§ **TEXT EXCERPT**:
■ ■ ■

It should be obvious that the process just described won't scale gracefully to a very large number of TCs. The PAC chose the simplest procedure it could devise that would work for a few months and still be completely legal according to the OASIS bylaws.

■ ■ ■

§ **DATA**:
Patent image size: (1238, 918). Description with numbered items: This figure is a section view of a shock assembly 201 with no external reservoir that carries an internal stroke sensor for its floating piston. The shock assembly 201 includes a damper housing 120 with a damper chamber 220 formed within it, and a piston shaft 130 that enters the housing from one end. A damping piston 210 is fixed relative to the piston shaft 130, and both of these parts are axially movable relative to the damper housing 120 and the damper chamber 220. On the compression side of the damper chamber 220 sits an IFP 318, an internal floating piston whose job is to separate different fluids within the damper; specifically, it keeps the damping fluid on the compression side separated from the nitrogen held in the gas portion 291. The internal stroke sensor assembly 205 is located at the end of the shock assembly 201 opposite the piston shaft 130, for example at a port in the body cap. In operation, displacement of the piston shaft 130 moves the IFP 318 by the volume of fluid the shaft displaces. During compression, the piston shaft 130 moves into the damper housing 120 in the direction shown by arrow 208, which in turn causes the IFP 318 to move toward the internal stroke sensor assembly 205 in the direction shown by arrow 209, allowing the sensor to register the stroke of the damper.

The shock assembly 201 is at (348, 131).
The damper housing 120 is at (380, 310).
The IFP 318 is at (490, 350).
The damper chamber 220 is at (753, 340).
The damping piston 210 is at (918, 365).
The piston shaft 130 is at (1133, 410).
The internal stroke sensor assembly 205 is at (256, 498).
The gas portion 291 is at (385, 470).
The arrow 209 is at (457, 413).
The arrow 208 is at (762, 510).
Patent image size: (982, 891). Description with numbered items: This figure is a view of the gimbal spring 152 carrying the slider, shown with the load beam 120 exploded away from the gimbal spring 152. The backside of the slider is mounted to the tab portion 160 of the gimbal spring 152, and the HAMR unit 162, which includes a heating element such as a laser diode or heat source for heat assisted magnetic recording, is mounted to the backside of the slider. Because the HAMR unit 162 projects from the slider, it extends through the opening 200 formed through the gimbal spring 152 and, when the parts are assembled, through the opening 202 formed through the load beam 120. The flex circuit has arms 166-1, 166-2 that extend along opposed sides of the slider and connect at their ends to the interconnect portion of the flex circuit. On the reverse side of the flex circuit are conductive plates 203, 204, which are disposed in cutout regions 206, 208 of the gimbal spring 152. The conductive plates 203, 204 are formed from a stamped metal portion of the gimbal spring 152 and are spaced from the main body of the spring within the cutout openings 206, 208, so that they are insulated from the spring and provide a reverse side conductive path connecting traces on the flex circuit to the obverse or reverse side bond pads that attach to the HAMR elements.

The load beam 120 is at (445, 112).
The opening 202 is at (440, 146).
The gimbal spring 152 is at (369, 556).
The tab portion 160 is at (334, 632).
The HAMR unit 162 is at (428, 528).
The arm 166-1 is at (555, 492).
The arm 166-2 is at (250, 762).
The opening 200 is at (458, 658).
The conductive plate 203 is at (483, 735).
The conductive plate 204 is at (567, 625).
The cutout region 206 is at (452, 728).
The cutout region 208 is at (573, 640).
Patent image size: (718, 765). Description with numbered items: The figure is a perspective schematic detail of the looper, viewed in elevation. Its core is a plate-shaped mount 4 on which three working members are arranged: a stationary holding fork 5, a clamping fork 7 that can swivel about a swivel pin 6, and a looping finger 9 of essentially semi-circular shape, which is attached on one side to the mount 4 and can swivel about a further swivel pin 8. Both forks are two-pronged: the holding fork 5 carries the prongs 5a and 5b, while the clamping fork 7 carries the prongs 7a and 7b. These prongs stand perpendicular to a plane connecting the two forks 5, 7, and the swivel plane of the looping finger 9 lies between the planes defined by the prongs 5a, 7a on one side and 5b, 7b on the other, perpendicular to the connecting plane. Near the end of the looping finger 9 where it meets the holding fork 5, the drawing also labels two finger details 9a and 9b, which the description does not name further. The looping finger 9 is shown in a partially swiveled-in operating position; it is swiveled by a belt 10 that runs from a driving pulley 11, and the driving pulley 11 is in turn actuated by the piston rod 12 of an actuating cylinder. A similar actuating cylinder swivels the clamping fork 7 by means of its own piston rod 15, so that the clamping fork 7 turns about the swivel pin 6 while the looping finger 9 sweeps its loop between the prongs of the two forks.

■ ■ ■

§ **TASK INSTRUCTIONS**: In the text excerpt, what kind of procedure did the PAC choose?

§ **OUTPUT FOR THIS EXERCISE**: The simplest procedure it could devise that would work for a few months and still be completely legal according to the OASIS bylaws.